* START Record excerpts *
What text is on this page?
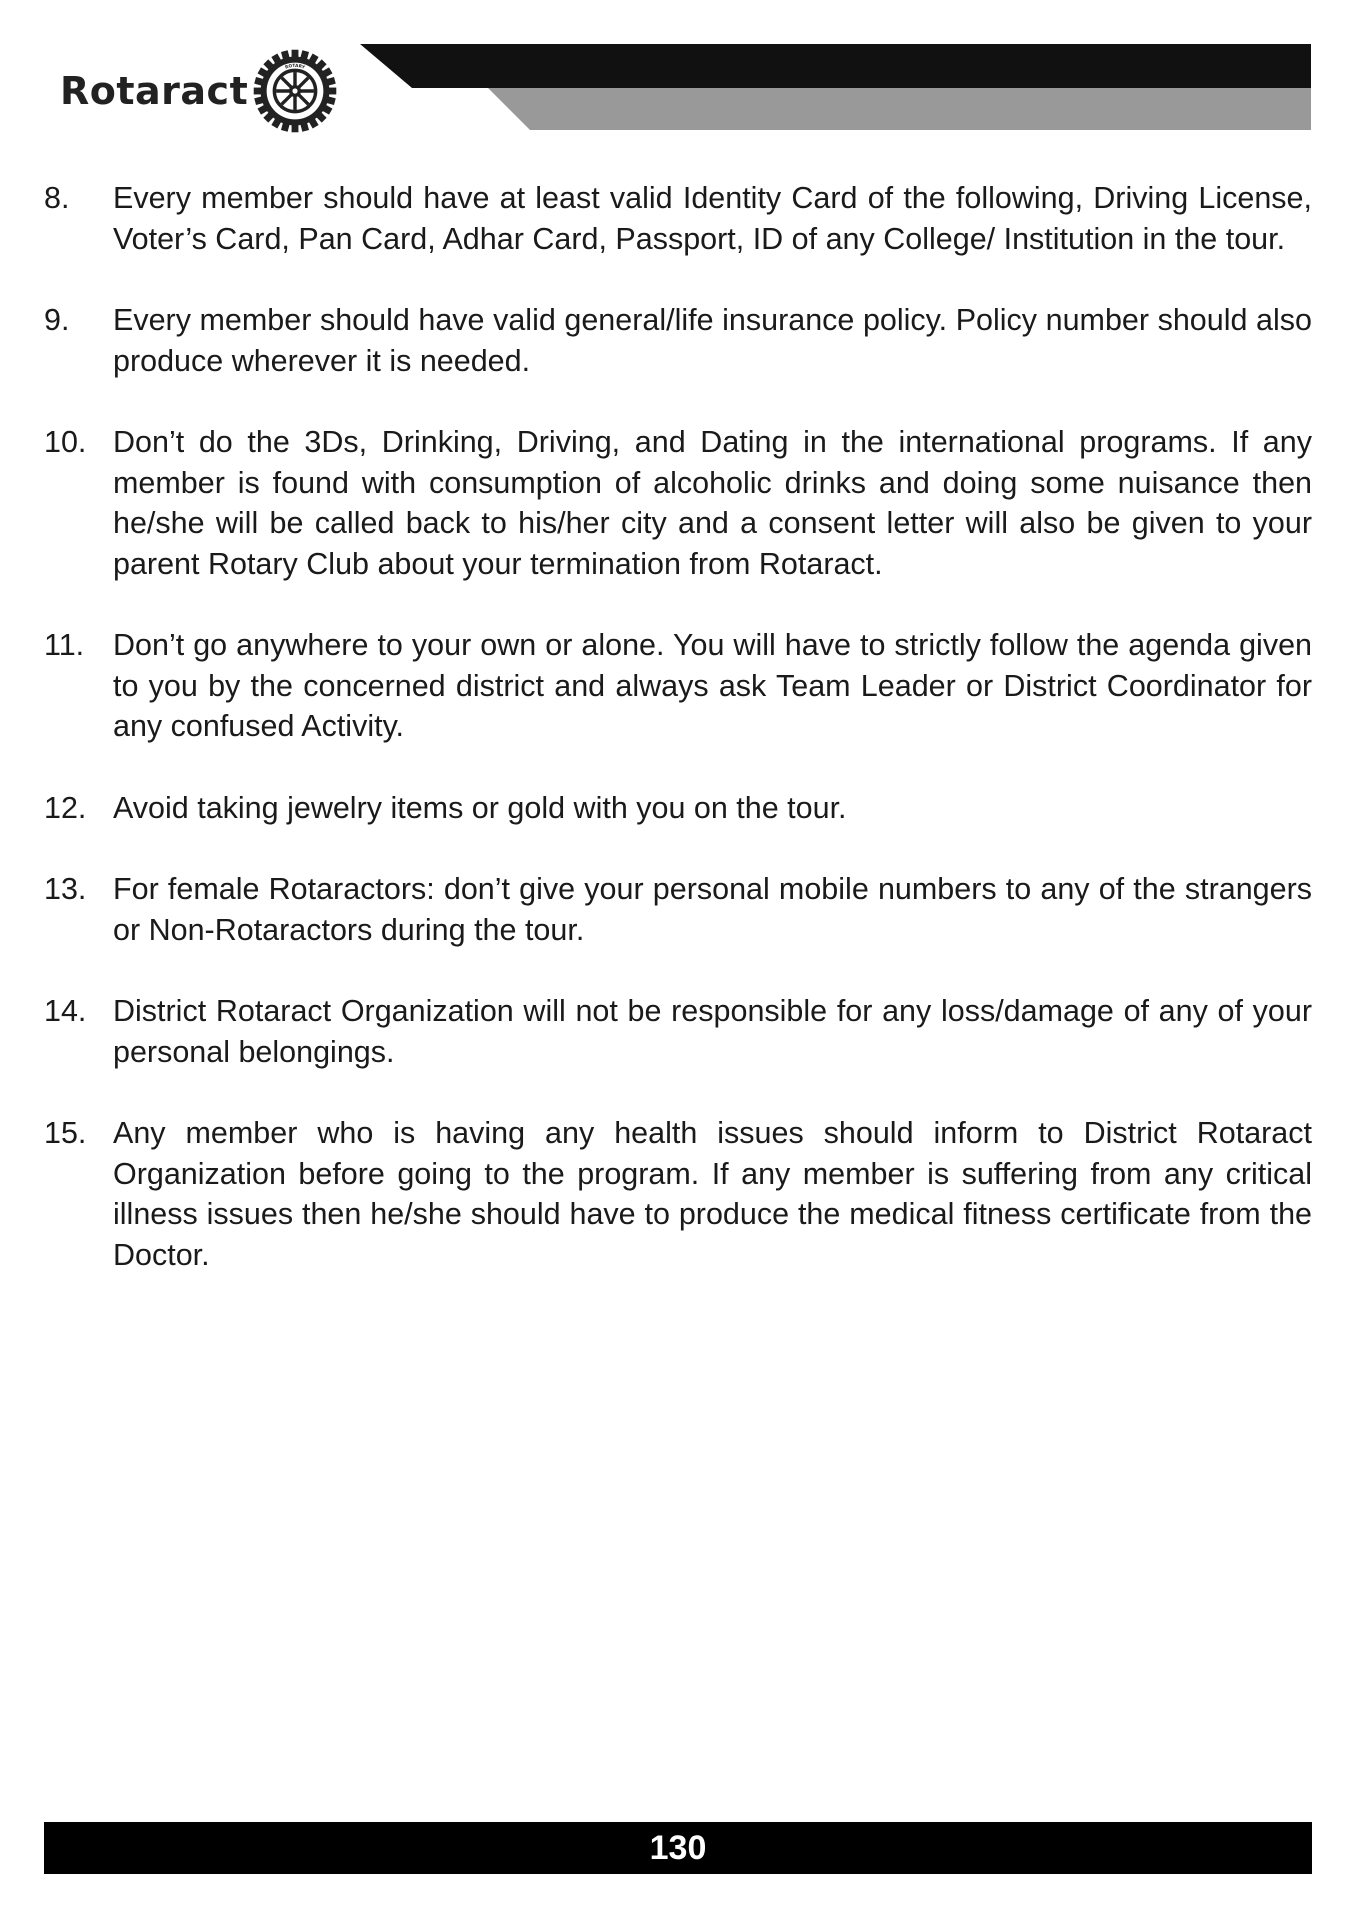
Rotaract
ROTARY
INTERNATIONAL
8.	Every member should have at least valid Identity Card of the following, Driving License, Voter’s Card, Pan Card, Adhar Card, Passport, ID of any College/ Institution in the tour.
9.	Every member should have valid general/life insurance policy. Policy number should also produce wherever it is needed.
10. Don’t do the 3Ds, Drinking, Driving, and Dating in the international programs. If any member is found with consumption of alcoholic drinks and doing some nuisance then he/she will be called back to his/her city and a consent letter will also be given to your parent Rotary Club about your termination from Rotaract.
11. Don’t go anywhere to your own or alone. You will have to strictly follow the agenda given to you by the concerned district and always ask Team Leader or District Coordinator for any confused Activity.
12. Avoid taking jewelry items or gold with you on the tour.
13. For female Rotaractors: don’t give your personal mobile numbers to any of the strangers or Non-Rotaractors during the tour.
14. District Rotaract Organization will not be responsible for any loss/damage of any of your personal belongings.
15. Any member who is having any health issues should inform to District Rotaract Organization before going to the program. If any member is suffering from any critical illness issues then he/she should have to produce the medical fitness certificate from the Doctor.
130
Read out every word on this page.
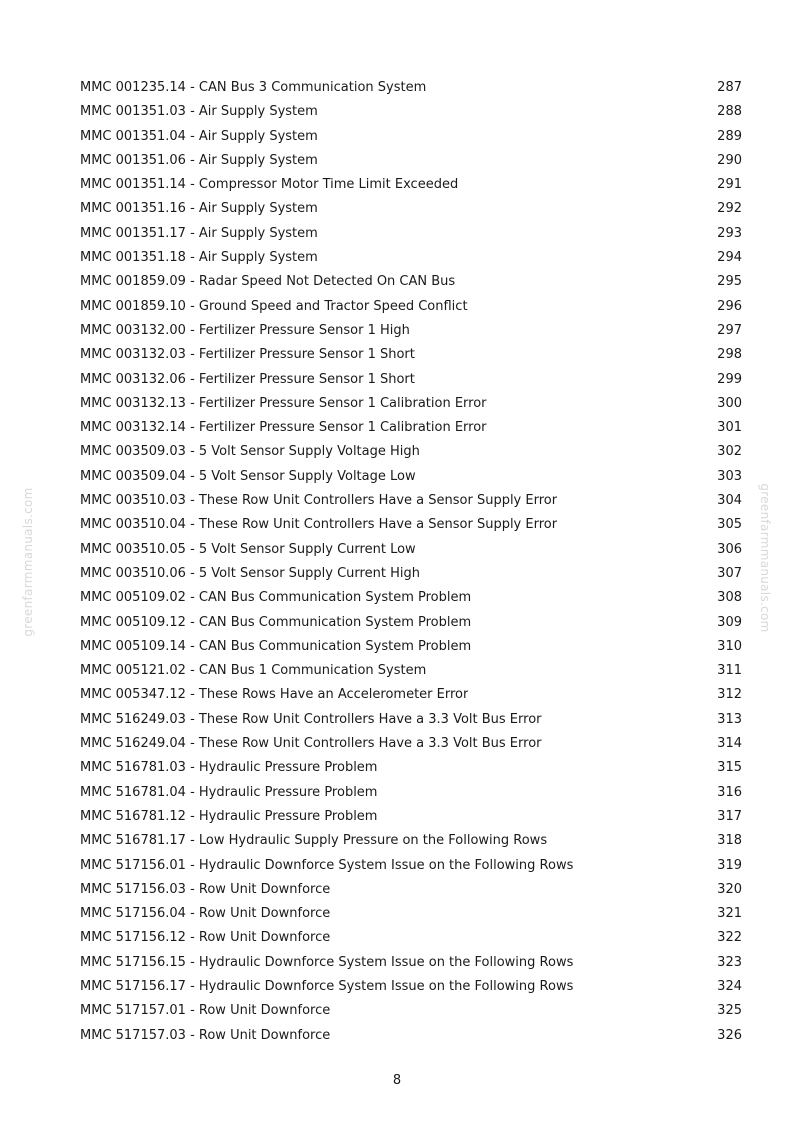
greenfarmmanuals.com	greenfarmmanuals.com
MMC 001235.14 - CAN Bus 3 Communication System	287
MMC 001351.03 - Air Supply System	288
MMC 001351.04 - Air Supply System	289
MMC 001351.06 - Air Supply System	290
MMC 001351.14 - Compressor Motor Time Limit Exceeded	291
MMC 001351.16 - Air Supply System	292
MMC 001351.17 - Air Supply System	293
MMC 001351.18 - Air Supply System	294
MMC 001859.09 - Radar Speed Not Detected On CAN Bus	295
MMC 001859.10 - Ground Speed and Tractor Speed Conflict	296
MMC 003132.00 - Fertilizer Pressure Sensor 1 High	297
MMC 003132.03 - Fertilizer Pressure Sensor 1 Short	298
MMC 003132.06 - Fertilizer Pressure Sensor 1 Short	299
MMC 003132.13 - Fertilizer Pressure Sensor 1 Calibration Error	300
MMC 003132.14 - Fertilizer Pressure Sensor 1 Calibration Error	301
MMC 003509.03 - 5 Volt Sensor Supply Voltage High	302
MMC 003509.04 - 5 Volt Sensor Supply Voltage Low	303
MMC 003510.03 - These Row Unit Controllers Have a Sensor Supply Error	304
MMC 003510.04 - These Row Unit Controllers Have a Sensor Supply Error	305
MMC 003510.05 - 5 Volt Sensor Supply Current Low	306
MMC 003510.06 - 5 Volt Sensor Supply Current High	307
MMC 005109.02 - CAN Bus Communication System Problem	308
MMC 005109.12 - CAN Bus Communication System Problem	309
MMC 005109.14 - CAN Bus Communication System Problem	310
MMC 005121.02 - CAN Bus 1 Communication System	311
MMC 005347.12 - These Rows Have an Accelerometer Error	312
MMC 516249.03 - These Row Unit Controllers Have a 3.3 Volt Bus Error	313
MMC 516249.04 - These Row Unit Controllers Have a 3.3 Volt Bus Error	314
MMC 516781.03 - Hydraulic Pressure Problem	315
MMC 516781.04 - Hydraulic Pressure Problem	316
MMC 516781.12 - Hydraulic Pressure Problem	317
MMC 516781.17 - Low Hydraulic Supply Pressure on the Following Rows	318
MMC 517156.01 - Hydraulic Downforce System Issue on the Following Rows	319
MMC 517156.03 - Row Unit Downforce	320
MMC 517156.04 - Row Unit Downforce	321
MMC 517156.12 - Row Unit Downforce	322
MMC 517156.15 - Hydraulic Downforce System Issue on the Following Rows	323
MMC 517156.17 - Hydraulic Downforce System Issue on the Following Rows	324
MMC 517157.01 - Row Unit Downforce	325
MMC 517157.03 - Row Unit Downforce	326
8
* END Record excerpts *
- [Exercise prompt]: In the records above, find each line with the word "valid" and copy it.

- [Solution to the problem]:
8.	Every member should have at least valid Identity Card of the following, Driving License, Voter’s Card, Pan Card, Adhar Card, Passport, ID of any College/ Institution in the tour.
9.	Every member should have valid general/life insurance policy. Policy number should also produce wherever it is needed.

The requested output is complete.